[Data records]
****************

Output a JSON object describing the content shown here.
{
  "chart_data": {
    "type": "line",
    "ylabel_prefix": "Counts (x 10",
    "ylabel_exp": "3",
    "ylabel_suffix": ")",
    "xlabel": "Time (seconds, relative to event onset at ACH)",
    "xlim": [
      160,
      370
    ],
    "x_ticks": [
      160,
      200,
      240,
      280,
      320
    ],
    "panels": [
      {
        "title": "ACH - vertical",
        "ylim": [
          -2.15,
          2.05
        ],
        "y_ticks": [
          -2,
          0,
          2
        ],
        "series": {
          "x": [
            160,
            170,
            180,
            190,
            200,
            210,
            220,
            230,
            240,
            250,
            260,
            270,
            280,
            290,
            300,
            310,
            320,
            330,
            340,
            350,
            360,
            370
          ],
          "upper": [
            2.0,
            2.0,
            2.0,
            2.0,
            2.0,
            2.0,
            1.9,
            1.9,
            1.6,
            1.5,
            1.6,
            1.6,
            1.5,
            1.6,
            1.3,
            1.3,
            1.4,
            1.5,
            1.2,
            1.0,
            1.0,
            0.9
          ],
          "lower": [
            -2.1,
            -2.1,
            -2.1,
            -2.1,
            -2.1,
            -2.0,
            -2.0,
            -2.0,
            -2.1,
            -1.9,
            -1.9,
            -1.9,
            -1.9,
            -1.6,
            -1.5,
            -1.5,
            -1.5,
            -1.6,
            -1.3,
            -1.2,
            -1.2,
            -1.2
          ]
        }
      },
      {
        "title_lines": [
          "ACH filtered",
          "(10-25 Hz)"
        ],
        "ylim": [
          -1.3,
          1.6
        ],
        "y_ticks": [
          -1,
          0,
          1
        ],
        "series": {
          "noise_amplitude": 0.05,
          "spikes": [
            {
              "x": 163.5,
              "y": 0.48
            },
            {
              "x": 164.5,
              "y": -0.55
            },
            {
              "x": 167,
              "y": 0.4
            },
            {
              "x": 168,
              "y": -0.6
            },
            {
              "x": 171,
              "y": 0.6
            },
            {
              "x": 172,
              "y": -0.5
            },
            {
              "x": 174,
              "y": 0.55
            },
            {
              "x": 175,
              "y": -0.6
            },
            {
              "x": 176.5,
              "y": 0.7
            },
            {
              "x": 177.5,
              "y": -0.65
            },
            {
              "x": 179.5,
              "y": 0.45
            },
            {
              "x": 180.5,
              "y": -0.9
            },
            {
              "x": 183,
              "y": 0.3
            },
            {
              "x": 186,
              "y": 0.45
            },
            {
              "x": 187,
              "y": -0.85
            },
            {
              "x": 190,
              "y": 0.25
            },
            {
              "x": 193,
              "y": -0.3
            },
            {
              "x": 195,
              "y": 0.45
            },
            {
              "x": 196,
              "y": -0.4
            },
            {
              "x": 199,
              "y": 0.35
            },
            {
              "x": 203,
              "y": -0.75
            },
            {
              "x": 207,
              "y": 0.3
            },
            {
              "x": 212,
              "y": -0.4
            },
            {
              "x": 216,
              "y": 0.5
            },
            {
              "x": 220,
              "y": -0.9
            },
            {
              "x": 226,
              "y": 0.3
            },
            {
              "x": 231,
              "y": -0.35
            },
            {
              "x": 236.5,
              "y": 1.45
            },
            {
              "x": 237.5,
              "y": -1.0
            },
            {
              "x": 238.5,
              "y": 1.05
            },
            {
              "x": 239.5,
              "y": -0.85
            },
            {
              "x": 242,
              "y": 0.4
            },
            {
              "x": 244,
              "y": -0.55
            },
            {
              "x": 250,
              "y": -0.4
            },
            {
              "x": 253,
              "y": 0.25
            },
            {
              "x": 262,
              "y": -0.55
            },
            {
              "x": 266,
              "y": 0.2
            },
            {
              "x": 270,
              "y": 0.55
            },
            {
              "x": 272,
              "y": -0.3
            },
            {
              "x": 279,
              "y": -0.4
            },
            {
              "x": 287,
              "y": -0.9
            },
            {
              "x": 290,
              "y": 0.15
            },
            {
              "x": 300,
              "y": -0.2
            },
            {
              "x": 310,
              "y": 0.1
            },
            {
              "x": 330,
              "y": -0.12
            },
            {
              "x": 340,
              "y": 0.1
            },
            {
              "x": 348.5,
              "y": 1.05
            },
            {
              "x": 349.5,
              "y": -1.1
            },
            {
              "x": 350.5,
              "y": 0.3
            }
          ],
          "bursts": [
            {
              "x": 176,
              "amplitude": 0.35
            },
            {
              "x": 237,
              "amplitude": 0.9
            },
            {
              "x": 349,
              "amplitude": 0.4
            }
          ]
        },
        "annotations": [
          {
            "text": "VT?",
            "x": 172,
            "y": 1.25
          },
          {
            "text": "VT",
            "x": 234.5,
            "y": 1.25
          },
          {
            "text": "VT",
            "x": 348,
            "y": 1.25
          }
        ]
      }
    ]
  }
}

****************

[What is asked] Output all of the data again. Match it exactly.

[Task result]
Output a JSON object describing the content shown here.
{
  "chart_data": {
    "type": "line",
    "ylabel_prefix": "Counts (x 10",
    "ylabel_exp": "3",
    "ylabel_suffix": ")",
    "xlabel": "Time (seconds, relative to event onset at ACH)",
    "xlim": [
      160,
      370
    ],
    "x_ticks": [
      160,
      200,
      240,
      280,
      320
    ],
    "panels": [
      {
        "title": "ACH - vertical",
        "ylim": [
          -2.15,
          2.05
        ],
        "y_ticks": [
          -2,
          0,
          2
        ],
        "series": {
          "x": [
            160,
            170,
            180,
            190,
            200,
            210,
            220,
            230,
            240,
            250,
            260,
            270,
            280,
            290,
            300,
            310,
            320,
            330,
            340,
            350,
            360,
            370
          ],
          "upper": [
            2.0,
            2.0,
            2.0,
            2.0,
            2.0,
            2.0,
            1.9,
            1.9,
            1.6,
            1.5,
            1.6,
            1.6,
            1.5,
            1.6,
            1.3,
            1.3,
            1.4,
            1.5,
            1.2,
            1.0,
            1.0,
            0.9
          ],
          "lower": [
            -2.1,
            -2.1,
            -2.1,
            -2.1,
            -2.1,
            -2.0,
            -2.0,
            -2.0,
            -2.1,
            -1.9,
            -1.9,
            -1.9,
            -1.9,
            -1.6,
            -1.5,
            -1.5,
            -1.5,
            -1.6,
            -1.3,
            -1.2,
            -1.2,
            -1.2
          ]
        }
      },
      {
        "title_lines": [
          "ACH filtered",
          "(10-25 Hz)"
        ],
        "ylim": [
          -1.3,
          1.6
        ],
        "y_ticks": [
          -1,
          0,
          1
        ],
        "series": {
          "noise_amplitude": 0.05,
          "spikes": [
            {
              "x": 163.5,
              "y": 0.48
            },
            {
              "x": 164.5,
              "y": -0.55
            },
            {
              "x": 167,
              "y": 0.4
            },
            {
              "x": 168,
              "y": -0.6
            },
            {
              "x": 171,
              "y": 0.6
            },
            {
              "x": 172,
              "y": -0.5
            },
            {
              "x": 174,
              "y": 0.55
            },
            {
              "x": 175,
              "y": -0.6
            },
            {
              "x": 176.5,
              "y": 0.7
            },
            {
              "x": 177.5,
              "y": -0.65
            },
            {
              "x": 179.5,
              "y": 0.45
            },
            {
              "x": 180.5,
              "y": -0.9
            },
            {
              "x": 183,
              "y": 0.3
            },
            {
              "x": 186,
              "y": 0.45
            },
            {
              "x": 187,
              "y": -0.85
            },
            {
              "x": 190,
              "y": 0.25
            },
            {
              "x": 193,
              "y": -0.3
            },
            {
              "x": 195,
              "y": 0.45
            },
            {
              "x": 196,
              "y": -0.4
            },
            {
              "x": 199,
              "y": 0.35
            },
            {
              "x": 203,
              "y": -0.75
            },
            {
              "x": 207,
              "y": 0.3
            },
            {
              "x": 212,
              "y": -0.4
            },
            {
              "x": 216,
              "y": 0.5
            },
            {
              "x": 220,
              "y": -0.9
            },
            {
              "x": 226,
              "y": 0.3
            },
            {
              "x": 231,
              "y": -0.35
            },
            {
              "x": 236.5,
              "y": 1.45
            },
            {
              "x": 237.5,
              "y": -1.0
            },
            {
              "x": 238.5,
              "y": 1.05
            },
            {
              "x": 239.5,
              "y": -0.85
            },
            {
              "x": 242,
              "y": 0.4
            },
            {
              "x": 244,
              "y": -0.55
            },
            {
              "x": 250,
              "y": -0.4
            },
            {
              "x": 253,
              "y": 0.25
            },
            {
              "x": 262,
              "y": -0.55
            },
            {
              "x": 266,
              "y": 0.2
            },
            {
              "x": 270,
              "y": 0.55
            },
            {
              "x": 272,
              "y": -0.3
            },
            {
              "x": 279,
              "y": -0.4
            },
            {
              "x": 287,
              "y": -0.9
            },
            {
              "x": 290,
              "y": 0.15
            },
            {
              "x": 300,
              "y": -0.2
            },
            {
              "x": 310,
              "y": 0.1
            },
            {
              "x": 330,
              "y": -0.12
            },
            {
              "x": 340,
              "y": 0.1
            },
            {
              "x": 348.5,
              "y": 1.05
            },
            {
              "x": 349.5,
              "y": -1.1
            },
            {
              "x": 350.5,
              "y": 0.3
            }
          ],
          "bursts": [
            {
              "x": 176,
              "amplitude": 0.35
            },
            {
              "x": 237,
              "amplitude": 0.9
            },
            {
              "x": 349,
              "amplitude": 0.4
            }
          ]
        },
        "annotations": [
          {
            "text": "VT?",
            "x": 172,
            "y": 1.25
          },
          {
            "text": "VT",
            "x": 234.5,
            "y": 1.25
          },
          {
            "text": "VT",
            "x": 348,
            "y": 1.25
          }
        ]
      }
    ]
  }
}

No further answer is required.